───── EXCERPTED TEXT

To clarify, instead of detectnode is doing like this:

  ros::NodeHandle nh;
  ros::Subscriber sub = nh.subscribe("in_image_topic", 1, imageCallback);

It should be this:

ros::NodeHandle nh;
image_transport::ImageTransport it(nh);
image_transport::Subscriber sub = it.subscribe("in_image_base_topic", 1, imageCallback);
WaldoPepper commented 3 years ago

Interesting point. But if a node can ultimatly only process raw images, is there from a subscriber perspective still any advantage? IIRC image_transport does offer e.g. compressed formats the client need to be able to decode. Or can one benefit because the transmission is more efficient, even with raw images only?

r91andersson commented 3 years ago

That's a good question! I couldn't find any information about that. I will perform a test to find out that. I will use the method of subscribing to the raw stream as it is for now and measure the traffic on the ethernet, and compare to the second method to subscribe to raw image stream but via ImageTransport package. This would tell if there is any benefit of using ImageTransport from a subscriber perspective.

r91andersson commented 3 years ago

I can confirm that there is no change from a subscriber perspective of using either method 1 or method 2:

Method 1 ethernet payload without using ImageTransport to subscribe to raw image stream: method_1

Method 2, ethernet payload with using ImageTransport to subscribe to raw image stream: method_2

As you can see there is around 635 Mb/s streaming over the ethernet, and this is just for one image stream. Instead what I will do to decrease the payload on the ethernet is to subscribe to the compressed image stream and then decompress them at the Xavier to a raw image stream that can be handled with the detection node.

r91andersson commented 3 years ago

So my method 3: I created a new subscription method that subscribes to the compressed image stream in ros_compat.h. The ImageTransport can then decompress the image to the correct format.

#define ROS_CREATE_NODE(name)               \
        ros::init(argc, argv, name);        \
        ros::NodeHandle nh;             \
        ros::NodeHandle private_nh("~"); \
        image_transport::ImageTransport it(private_nh);

#define ROS_CREATE_COMPRESSED_IMAGE_TRANSPORT_SUBSCRIBER(msg, topic ,queue, callback)   it.subscribe(topic, queue, callback, ros::VoidPtr() ,image_transport::TransportHints("compressed"))

The result: method_3

Compared to method 1 and 2 that had a payload of 650 Mb, the third method only adds around 66 Mb payload on the ethernet, allowing for multiple streams on the ROS network!

This would be a nice feature in the next update @dusty-nv ?

WaldoPepper commented 3 years ago

Very interesting insight, thanks for sharing!

From my point of view the approach you proposed would add a lot of value, as long as you keep the original raw mode as default and make the subscription to a compressed image topic selectable with an option (e.g. use_compressed). Switching to image_transport for all modes of transportation seems reasonable now.

r91andersson commented 3 years ago

I can't really see the benefit of using raw data to do the detection on. Because the model has been trained on compressed images (PNG,JPEG). So it would be a waste to run the raw image through the model.

But I can agree that it should tho be possible to run the raw image stream through detection.

WaldoPepper commented 3 years ago

That would be good, because not all nodes are capable of providing the compressed topic. Especially when you are using dusty's node as part of validation/test fixture in an CI/CD toolchain to deploy trained nets (which is what I am working on right now) there is a lot of raw data handling.

r91andersson commented 3 years ago

I see, yes, then it would be preferable to make TransportHints as an argument. With as you said, the default value resolving in raw_image.

dusty-nv commented 3 years ago

Because the model has been trained on compressed images (PNG,JPEG). So it would be a waste to run the raw image through the model.

Unless you are referring to a custom-trained model, the models are trained on raw RGB data, not compressed data. So the data would need uncompressed before feeding it into the DNN (which is fine)

r91andersson commented 3 years ago

Ok, good to know! Yes we're using a custom model that have been trained with jpeg images.

──────────
───── RECORDS PROVIDED

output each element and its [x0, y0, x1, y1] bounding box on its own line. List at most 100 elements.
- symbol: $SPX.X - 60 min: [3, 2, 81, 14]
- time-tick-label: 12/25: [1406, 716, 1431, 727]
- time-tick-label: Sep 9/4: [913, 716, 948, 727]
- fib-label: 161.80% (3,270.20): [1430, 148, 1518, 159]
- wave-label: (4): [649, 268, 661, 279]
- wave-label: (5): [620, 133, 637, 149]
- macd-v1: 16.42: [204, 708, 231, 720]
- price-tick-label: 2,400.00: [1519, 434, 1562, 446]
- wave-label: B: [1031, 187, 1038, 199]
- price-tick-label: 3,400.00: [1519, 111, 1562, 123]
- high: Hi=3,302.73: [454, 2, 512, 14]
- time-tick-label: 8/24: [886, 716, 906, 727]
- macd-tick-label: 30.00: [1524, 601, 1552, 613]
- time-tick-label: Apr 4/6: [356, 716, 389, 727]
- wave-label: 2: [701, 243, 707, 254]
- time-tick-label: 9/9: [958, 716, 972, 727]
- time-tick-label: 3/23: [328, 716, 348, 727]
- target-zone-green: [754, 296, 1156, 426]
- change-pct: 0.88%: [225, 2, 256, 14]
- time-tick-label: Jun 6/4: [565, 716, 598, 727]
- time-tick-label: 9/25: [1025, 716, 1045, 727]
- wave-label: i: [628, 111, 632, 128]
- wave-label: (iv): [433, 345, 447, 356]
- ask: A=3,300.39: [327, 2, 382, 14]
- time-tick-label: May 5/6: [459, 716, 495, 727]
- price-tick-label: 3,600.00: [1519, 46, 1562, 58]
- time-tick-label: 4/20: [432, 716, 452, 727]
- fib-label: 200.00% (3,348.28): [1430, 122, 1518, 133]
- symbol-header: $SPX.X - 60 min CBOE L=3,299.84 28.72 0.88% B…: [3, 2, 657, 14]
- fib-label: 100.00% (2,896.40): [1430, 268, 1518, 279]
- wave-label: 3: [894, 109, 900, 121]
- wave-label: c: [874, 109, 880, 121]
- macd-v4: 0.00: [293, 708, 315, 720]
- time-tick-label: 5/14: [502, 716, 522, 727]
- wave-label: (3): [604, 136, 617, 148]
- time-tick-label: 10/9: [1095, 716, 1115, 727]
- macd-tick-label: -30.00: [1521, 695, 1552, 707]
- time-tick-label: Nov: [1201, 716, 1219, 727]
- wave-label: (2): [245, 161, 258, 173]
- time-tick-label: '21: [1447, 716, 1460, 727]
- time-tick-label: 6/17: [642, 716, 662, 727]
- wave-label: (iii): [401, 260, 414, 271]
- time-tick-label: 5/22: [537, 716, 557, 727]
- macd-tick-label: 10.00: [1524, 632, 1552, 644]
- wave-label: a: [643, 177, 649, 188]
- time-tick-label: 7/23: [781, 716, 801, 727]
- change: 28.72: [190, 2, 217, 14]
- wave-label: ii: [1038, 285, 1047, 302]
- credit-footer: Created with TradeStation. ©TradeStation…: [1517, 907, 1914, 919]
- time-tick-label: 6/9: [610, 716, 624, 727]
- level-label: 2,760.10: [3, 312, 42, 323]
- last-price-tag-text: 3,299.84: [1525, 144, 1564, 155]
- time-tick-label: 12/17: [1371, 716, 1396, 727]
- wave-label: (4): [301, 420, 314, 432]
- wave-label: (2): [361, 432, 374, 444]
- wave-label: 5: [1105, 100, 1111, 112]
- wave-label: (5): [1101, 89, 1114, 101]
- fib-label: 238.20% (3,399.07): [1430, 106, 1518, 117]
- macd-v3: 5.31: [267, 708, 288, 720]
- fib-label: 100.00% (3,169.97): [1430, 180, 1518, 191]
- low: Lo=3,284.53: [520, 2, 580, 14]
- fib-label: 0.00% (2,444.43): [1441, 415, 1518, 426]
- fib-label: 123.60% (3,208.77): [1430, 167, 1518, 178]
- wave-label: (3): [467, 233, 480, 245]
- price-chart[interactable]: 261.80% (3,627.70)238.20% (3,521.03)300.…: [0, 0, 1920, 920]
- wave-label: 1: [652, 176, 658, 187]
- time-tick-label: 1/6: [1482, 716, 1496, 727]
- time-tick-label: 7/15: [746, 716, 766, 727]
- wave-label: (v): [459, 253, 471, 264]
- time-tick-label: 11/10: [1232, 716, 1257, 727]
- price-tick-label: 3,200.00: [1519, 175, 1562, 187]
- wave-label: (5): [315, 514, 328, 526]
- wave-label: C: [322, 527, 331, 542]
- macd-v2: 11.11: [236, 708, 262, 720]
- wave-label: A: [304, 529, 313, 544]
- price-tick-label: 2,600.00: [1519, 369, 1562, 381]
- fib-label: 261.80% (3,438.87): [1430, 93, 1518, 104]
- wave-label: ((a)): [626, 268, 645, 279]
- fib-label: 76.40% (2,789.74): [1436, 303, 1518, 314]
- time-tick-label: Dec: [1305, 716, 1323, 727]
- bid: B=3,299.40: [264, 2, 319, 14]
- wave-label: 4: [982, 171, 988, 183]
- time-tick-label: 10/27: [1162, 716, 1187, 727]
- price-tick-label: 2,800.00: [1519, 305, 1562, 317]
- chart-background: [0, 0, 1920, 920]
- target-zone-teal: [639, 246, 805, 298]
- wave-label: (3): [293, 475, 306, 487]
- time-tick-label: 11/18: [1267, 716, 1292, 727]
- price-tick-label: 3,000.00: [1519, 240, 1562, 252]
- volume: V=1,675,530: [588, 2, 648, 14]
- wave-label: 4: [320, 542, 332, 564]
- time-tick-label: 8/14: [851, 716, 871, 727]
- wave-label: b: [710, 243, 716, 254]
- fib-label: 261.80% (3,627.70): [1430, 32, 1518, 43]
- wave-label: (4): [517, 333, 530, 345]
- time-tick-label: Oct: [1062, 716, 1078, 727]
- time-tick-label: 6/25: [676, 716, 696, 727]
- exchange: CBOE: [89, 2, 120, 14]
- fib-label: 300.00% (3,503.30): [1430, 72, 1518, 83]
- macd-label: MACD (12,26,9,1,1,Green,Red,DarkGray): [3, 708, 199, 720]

──────────

_QUESTIONS TO ANSWER_
**1)** From the image_transport thread, extract the passage from "I can't really" up to and including "raw data handling.".
**2)** Name every user shown as a commenter in the image_transport thread.

_TASK-BY-TASK SOLUTIONS_
**1)**
I can't really see the benefit of using raw data to do the detection on. Because the model has been trained on compressed images (PNG,JPEG). So it would be a waste to run the raw image through the model.

But I can agree that it should tho be possible to run the raw image stream through detection.

WaldoPepper commented 3 years ago

That would be good, because not all nodes are capable of providing the compressed topic. Especially when you are using dusty's node as part of validation/test fixture in an CI/CD toolchain to deploy trained nets (which is what I am working on right now) there is a lot of raw data handling.

**2)** WaldoPepper, r91andersson, dusty-nv